• [WHAT THE EXERCISE ASKS] In the code review thread on CSV docstrings, reproduce the passage from "[GitHub] [arrow] pitrou" up to and including "the CSV data.".

=== READING TEXT ===

You are viewing a plain text version of this content. The canonical link for it is here.
Posted to github@arrow.apache.org by GitBox <gi...@apache.org> on 2022/03/03 13:12:09 UTC

[GitHub] [arrow] pitrou commented on a change in pull request #12543: ARROW-15432: [Python] Address CSV docstrings

pitrou commented on a change in pull request #12543:
URL: https://github.com/apache/arrow/pull/12543#discussion_r818633656



##########
File path: python/pyarrow/_csv.pyx
##########
@@ -178,6 +183,33 @@ cdef class ReadOptions(_Weakrefable):
         The number of rows to skip before the column names (if any)
         and the CSV data.
         See `skip_rows_after_names` for interaction description
+
+        Examples:
+        ---------
+        >>> from pyarrow import csv

Review comment:
       I'm not sure it's worth repeating the import at the top of each example. But otherwise you should add one at the top of the `use_threads` example.
   
   @jorisvandenbossche Thoughts?

##########
File path: python/pyarrow/_csv.pyx
##########
@@ -340,6 +465,22 @@ cdef class ParseOptions(_Weakrefable):
         """
         The character used optionally for quoting CSV values
         (False if quoting is not allowed).
+
+        Examples:
+        ---------
+
+        >>> from pyarrow import csv
+
+        >>> parse_options = csv.ParseOptions(quote_char=",")
+        >>> csv.read_csv("animals.csv", parse_options=parse_options)
+        pyarrow.Table
+        "animals": string
+        "n_legs": int64
+        "entry": string
+        ----
+        "animals": [[""Flamingo"",""Horse"",""Brittle stars"",""Centipede""]]

Review comment:
       Similar question here, and the result will probably confuse the user.

##########
File path: python/pyarrow/_csv.pyx
##########
@@ -223,6 +296,34 @@ cdef class ReadOptions(_Weakrefable):
         - `skip_rows` is applied (if non-zero);
         - column names aread (unless `column_names` is set);
         - `skip_rows_after_names` is applied (if non-zero).

=== LISTED ENTRIES ===

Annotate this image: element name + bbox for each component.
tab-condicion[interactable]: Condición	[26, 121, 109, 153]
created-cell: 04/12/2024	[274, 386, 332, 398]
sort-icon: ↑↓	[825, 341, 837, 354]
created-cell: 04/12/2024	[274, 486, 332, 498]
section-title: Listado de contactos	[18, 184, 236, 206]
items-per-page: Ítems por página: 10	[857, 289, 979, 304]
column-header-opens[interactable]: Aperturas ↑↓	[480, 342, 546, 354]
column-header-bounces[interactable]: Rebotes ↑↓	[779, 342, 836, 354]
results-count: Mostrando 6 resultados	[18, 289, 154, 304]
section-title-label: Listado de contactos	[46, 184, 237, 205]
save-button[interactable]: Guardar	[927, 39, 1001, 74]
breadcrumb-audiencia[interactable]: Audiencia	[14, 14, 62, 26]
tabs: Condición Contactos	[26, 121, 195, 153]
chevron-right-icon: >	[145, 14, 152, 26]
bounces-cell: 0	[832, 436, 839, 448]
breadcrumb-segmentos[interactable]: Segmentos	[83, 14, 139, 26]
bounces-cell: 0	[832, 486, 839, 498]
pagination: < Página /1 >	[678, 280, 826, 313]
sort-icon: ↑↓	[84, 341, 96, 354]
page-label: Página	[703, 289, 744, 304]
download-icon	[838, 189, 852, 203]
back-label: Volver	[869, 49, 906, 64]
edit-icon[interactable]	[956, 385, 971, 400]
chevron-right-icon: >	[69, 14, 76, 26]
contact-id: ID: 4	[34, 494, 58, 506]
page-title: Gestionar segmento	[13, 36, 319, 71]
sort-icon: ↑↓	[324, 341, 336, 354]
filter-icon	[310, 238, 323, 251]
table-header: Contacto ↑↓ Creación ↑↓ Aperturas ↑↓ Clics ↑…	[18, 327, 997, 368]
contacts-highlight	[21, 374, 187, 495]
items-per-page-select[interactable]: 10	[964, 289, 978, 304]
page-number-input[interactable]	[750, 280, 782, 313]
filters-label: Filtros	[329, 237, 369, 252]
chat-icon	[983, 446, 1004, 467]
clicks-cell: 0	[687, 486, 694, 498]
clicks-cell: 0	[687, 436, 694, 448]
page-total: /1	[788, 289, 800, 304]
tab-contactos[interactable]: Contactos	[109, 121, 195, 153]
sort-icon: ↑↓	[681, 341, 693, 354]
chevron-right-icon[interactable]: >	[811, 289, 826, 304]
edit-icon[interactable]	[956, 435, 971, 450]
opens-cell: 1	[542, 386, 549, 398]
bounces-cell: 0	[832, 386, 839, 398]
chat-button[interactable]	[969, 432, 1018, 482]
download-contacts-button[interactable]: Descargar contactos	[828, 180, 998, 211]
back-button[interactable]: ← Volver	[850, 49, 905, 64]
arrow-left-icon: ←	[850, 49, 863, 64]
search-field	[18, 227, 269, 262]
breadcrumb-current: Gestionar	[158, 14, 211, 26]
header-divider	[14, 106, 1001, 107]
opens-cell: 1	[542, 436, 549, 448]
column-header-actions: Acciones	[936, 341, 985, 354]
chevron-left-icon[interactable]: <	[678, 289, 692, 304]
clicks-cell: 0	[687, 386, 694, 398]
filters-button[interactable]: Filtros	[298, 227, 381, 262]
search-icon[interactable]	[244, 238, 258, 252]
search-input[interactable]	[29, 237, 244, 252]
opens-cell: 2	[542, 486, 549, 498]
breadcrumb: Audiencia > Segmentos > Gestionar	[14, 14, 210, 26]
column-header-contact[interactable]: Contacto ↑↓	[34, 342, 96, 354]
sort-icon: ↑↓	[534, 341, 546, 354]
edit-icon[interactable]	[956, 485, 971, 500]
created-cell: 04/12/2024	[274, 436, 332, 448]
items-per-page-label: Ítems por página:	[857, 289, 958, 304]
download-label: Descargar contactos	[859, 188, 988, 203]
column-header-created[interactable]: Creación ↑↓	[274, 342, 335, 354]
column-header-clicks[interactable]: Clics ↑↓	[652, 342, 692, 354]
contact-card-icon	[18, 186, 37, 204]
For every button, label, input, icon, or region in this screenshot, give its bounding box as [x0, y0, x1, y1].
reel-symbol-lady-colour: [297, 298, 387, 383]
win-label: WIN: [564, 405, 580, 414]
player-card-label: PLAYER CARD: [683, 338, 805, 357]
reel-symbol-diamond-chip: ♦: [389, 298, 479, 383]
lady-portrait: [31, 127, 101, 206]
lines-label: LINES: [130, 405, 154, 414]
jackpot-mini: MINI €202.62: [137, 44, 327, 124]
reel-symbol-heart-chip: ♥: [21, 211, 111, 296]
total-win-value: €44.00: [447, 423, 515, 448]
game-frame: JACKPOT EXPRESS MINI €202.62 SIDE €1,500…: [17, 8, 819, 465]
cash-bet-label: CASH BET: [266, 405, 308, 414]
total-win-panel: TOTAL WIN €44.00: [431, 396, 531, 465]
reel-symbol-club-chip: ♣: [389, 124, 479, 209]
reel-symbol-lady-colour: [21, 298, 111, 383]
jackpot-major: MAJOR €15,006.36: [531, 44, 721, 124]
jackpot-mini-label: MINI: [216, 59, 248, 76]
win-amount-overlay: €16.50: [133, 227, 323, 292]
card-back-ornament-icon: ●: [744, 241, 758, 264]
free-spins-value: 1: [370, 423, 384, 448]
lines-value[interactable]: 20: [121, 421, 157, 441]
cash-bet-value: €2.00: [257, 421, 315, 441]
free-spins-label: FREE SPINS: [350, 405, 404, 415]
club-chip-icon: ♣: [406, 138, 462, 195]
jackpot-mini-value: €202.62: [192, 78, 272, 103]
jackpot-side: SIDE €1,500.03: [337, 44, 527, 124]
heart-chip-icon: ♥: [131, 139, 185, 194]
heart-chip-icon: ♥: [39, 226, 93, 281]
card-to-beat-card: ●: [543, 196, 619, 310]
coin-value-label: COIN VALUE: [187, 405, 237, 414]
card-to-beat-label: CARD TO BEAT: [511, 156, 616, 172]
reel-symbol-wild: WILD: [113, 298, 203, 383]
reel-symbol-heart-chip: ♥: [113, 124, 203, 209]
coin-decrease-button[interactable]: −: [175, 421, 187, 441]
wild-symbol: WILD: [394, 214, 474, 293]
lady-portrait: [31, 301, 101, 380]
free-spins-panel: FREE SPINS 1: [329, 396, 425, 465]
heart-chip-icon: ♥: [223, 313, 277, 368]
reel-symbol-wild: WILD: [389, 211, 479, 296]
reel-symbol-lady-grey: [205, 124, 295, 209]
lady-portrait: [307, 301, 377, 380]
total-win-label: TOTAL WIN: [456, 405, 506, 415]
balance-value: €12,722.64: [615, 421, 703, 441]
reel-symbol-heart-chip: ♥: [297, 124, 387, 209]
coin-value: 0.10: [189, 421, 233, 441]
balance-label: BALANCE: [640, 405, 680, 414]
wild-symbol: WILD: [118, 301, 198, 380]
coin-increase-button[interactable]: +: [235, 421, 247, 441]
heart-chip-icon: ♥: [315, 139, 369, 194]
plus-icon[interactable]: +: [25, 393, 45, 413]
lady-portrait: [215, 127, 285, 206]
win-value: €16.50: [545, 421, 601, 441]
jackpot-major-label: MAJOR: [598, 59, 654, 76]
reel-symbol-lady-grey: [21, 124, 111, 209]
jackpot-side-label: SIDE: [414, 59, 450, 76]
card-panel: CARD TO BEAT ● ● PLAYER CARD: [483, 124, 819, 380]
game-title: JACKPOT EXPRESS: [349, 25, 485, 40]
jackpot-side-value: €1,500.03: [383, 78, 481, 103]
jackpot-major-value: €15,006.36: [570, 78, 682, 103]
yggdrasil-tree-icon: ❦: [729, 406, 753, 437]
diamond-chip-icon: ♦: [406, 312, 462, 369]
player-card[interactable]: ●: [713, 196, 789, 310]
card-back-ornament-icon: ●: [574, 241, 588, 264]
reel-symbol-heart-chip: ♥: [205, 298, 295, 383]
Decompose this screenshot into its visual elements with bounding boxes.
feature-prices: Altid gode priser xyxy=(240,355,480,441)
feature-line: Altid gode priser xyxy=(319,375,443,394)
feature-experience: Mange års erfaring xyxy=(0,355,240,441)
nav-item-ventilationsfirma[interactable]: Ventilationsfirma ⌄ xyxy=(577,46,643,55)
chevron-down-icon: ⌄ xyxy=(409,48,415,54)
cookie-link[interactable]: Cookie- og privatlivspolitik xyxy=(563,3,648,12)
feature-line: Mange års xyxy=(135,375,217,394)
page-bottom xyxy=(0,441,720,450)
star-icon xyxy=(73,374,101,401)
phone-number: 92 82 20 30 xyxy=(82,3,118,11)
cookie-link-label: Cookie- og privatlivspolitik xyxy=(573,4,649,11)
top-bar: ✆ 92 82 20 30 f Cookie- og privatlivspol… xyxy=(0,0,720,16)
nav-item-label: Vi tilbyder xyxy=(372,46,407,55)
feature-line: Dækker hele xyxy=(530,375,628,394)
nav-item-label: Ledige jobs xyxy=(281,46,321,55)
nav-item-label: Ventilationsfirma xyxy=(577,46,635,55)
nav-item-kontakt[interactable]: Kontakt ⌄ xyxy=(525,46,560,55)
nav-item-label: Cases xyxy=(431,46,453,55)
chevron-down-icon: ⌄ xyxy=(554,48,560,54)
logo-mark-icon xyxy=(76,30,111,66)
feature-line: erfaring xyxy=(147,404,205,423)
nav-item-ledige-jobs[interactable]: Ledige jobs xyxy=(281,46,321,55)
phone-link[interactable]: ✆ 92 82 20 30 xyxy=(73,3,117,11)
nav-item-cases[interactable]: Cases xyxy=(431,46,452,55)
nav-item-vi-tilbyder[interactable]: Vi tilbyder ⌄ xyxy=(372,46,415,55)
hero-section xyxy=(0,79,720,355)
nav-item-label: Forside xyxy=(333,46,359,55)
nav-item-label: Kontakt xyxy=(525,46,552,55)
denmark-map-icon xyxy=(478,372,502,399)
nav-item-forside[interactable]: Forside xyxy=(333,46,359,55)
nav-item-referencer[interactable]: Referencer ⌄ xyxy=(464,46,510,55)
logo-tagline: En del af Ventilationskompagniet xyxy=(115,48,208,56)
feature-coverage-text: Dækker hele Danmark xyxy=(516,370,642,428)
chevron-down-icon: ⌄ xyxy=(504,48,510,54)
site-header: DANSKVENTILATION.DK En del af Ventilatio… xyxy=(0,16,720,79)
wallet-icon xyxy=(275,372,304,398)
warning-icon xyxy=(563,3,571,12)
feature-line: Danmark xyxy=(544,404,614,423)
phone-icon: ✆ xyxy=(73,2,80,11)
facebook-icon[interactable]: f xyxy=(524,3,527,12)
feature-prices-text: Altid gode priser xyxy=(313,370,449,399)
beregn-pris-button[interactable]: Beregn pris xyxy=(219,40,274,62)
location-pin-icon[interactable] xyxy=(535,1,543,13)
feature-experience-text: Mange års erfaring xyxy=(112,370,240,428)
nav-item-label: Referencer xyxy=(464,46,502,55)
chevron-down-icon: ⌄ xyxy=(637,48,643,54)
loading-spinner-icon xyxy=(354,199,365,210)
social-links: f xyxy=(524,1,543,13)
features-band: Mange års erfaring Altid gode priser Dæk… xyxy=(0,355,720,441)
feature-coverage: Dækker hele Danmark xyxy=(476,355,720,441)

===

• [WRITTEN SOLUTION]
[GitHub] [arrow] pitrou commented on a change in pull request #12543: ARROW-15432: [Python] Address CSV docstrings

pitrou commented on a change in pull request #12543:
URL: https://github.com/apache/arrow/pull/12543#discussion_r818633656



##########
File path: python/pyarrow/_csv.pyx
##########
@@ -178,6 +183,33 @@ cdef class ReadOptions(_Weakrefable):
         The number of rows to skip before the column names (if any)
         and the CSV data.